[START Records shown]

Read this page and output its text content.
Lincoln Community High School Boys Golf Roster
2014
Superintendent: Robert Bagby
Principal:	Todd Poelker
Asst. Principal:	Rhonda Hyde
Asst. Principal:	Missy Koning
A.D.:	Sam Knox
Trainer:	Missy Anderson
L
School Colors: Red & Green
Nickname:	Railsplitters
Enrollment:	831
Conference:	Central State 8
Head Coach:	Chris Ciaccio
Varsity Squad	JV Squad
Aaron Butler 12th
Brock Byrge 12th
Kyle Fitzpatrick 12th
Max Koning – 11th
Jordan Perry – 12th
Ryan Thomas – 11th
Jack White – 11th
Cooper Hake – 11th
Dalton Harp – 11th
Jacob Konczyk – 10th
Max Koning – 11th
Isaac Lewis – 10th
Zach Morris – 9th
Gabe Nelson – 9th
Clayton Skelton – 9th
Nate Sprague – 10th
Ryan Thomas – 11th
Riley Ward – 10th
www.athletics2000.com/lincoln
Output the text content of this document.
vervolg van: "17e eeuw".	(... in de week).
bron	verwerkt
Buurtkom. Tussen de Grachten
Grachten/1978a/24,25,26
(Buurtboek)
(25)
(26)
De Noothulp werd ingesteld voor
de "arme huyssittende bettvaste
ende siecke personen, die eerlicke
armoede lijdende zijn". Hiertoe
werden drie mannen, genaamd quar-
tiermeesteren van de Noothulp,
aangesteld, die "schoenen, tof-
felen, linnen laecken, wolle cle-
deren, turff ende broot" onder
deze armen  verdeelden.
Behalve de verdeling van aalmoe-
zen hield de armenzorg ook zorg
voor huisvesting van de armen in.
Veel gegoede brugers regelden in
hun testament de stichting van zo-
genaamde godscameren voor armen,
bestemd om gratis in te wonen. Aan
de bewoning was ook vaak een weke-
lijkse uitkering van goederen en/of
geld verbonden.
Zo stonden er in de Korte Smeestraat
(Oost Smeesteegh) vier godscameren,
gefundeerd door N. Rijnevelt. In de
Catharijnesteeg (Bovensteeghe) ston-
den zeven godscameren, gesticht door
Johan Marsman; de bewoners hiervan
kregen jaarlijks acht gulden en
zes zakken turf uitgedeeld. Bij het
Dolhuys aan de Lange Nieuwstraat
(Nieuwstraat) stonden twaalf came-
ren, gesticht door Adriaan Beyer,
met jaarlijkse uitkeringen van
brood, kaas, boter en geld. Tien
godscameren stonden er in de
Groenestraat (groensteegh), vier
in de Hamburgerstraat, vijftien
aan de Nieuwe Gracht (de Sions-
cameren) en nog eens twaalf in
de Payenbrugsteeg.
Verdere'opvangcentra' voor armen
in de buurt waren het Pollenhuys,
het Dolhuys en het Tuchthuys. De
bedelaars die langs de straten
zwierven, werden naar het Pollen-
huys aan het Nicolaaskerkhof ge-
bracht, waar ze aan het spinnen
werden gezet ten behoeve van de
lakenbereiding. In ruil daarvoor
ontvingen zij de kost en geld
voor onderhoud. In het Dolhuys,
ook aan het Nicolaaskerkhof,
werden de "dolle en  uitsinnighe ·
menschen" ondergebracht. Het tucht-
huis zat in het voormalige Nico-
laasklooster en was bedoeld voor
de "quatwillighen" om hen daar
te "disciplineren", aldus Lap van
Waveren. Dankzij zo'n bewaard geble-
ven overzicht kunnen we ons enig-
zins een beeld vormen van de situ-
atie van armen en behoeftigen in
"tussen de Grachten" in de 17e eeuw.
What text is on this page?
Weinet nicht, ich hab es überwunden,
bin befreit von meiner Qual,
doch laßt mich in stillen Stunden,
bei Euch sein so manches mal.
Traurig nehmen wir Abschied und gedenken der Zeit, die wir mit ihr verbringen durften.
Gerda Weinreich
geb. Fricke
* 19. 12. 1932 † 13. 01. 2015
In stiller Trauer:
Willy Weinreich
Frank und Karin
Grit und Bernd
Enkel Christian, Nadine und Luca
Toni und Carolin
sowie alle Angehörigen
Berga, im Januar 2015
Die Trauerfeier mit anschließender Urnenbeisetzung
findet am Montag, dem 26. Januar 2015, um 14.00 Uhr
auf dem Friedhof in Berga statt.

[END Records shown]

Task requirements: Repeat the entries above exactly, leaving nothing out.

Output below:
Read this page and output its text content.
Lincoln Community High School Boys Golf Roster
2014
Superintendent: Robert Bagby
Principal:	Todd Poelker
Asst. Principal:	Rhonda Hyde
Asst. Principal:	Missy Koning
A.D.:	Sam Knox
Trainer:	Missy Anderson
L
School Colors: Red & Green
Nickname:	Railsplitters
Enrollment:	831
Conference:	Central State 8
Head Coach:	Chris Ciaccio
Varsity Squad	JV Squad
Aaron Butler 12th
Brock Byrge 12th
Kyle Fitzpatrick 12th
Max Koning – 11th
Jordan Perry – 12th
Ryan Thomas – 11th
Jack White – 11th
Cooper Hake – 11th
Dalton Harp – 11th
Jacob Konczyk – 10th
Max Koning – 11th
Isaac Lewis – 10th
Zach Morris – 9th
Gabe Nelson – 9th
Clayton Skelton – 9th
Nate Sprague – 10th
Ryan Thomas – 11th
Riley Ward – 10th
www.athletics2000.com/lincoln
Output the text content of this document.
vervolg van: "17e eeuw".	(... in de week).
bron	verwerkt
Buurtkom. Tussen de Grachten
Grachten/1978a/24,25,26
(Buurtboek)
(25)
(26)
De Noothulp werd ingesteld voor
de "arme huyssittende bettvaste
ende siecke personen, die eerlicke
armoede lijdende zijn". Hiertoe
werden drie mannen, genaamd quar-
tiermeesteren van de Noothulp,
aangesteld, die "schoenen, tof-
felen, linnen laecken, wolle cle-
deren, turff ende broot" onder
deze armen  verdeelden.
Behalve de verdeling van aalmoe-
zen hield de armenzorg ook zorg
voor huisvesting van de armen in.
Veel gegoede brugers regelden in
hun testament de stichting van zo-
genaamde godscameren voor armen,
bestemd om gratis in te wonen. Aan
de bewoning was ook vaak een weke-
lijkse uitkering van goederen en/of
geld verbonden.
Zo stonden er in de Korte Smeestraat
(Oost Smeesteegh) vier godscameren,
gefundeerd door N. Rijnevelt. In de
Catharijnesteeg (Bovensteeghe) ston-
den zeven godscameren, gesticht door
Johan Marsman; de bewoners hiervan
kregen jaarlijks acht gulden en
zes zakken turf uitgedeeld. Bij het
Dolhuys aan de Lange Nieuwstraat
(Nieuwstraat) stonden twaalf came-
ren, gesticht door Adriaan Beyer,
met jaarlijkse uitkeringen van
brood, kaas, boter en geld. Tien
godscameren stonden er in de
Groenestraat (groensteegh), vier
in de Hamburgerstraat, vijftien
aan de Nieuwe Gracht (de Sions-
cameren) en nog eens twaalf in
de Payenbrugsteeg.
Verdere'opvangcentra' voor armen
in de buurt waren het Pollenhuys,
het Dolhuys en het Tuchthuys. De
bedelaars die langs de straten
zwierven, werden naar het Pollen-
huys aan het Nicolaaskerkhof ge-
bracht, waar ze aan het spinnen
werden gezet ten behoeve van de
lakenbereiding. In ruil daarvoor
ontvingen zij de kost en geld
voor onderhoud. In het Dolhuys,
ook aan het Nicolaaskerkhof,
werden de "dolle en  uitsinnighe ·
menschen" ondergebracht. Het tucht-
huis zat in het voormalige Nico-
laasklooster en was bedoeld voor
de "quatwillighen" om hen daar
te "disciplineren", aldus Lap van
Waveren. Dankzij zo'n bewaard geble-
ven overzicht kunnen we ons enig-
zins een beeld vormen van de situ-
atie van armen en behoeftigen in
"tussen de Grachten" in de 17e eeuw.
What text is on this page?
Weinet nicht, ich hab es überwunden,
bin befreit von meiner Qual,
doch laßt mich in stillen Stunden,
bei Euch sein so manches mal.
Traurig nehmen wir Abschied und gedenken der Zeit, die wir mit ihr verbringen durften.
Gerda Weinreich
geb. Fricke
* 19. 12. 1932 † 13. 01. 2015
In stiller Trauer:
Willy Weinreich
Frank und Karin
Grit und Bernd
Enkel Christian, Nadine und Luca
Toni und Carolin
sowie alle Angehörigen
Berga, im Januar 2015
Die Trauerfeier mit anschließender Urnenbeisetzung
findet am Montag, dem 26. Januar 2015, um 14.00 Uhr
auf dem Friedhof in Berga statt.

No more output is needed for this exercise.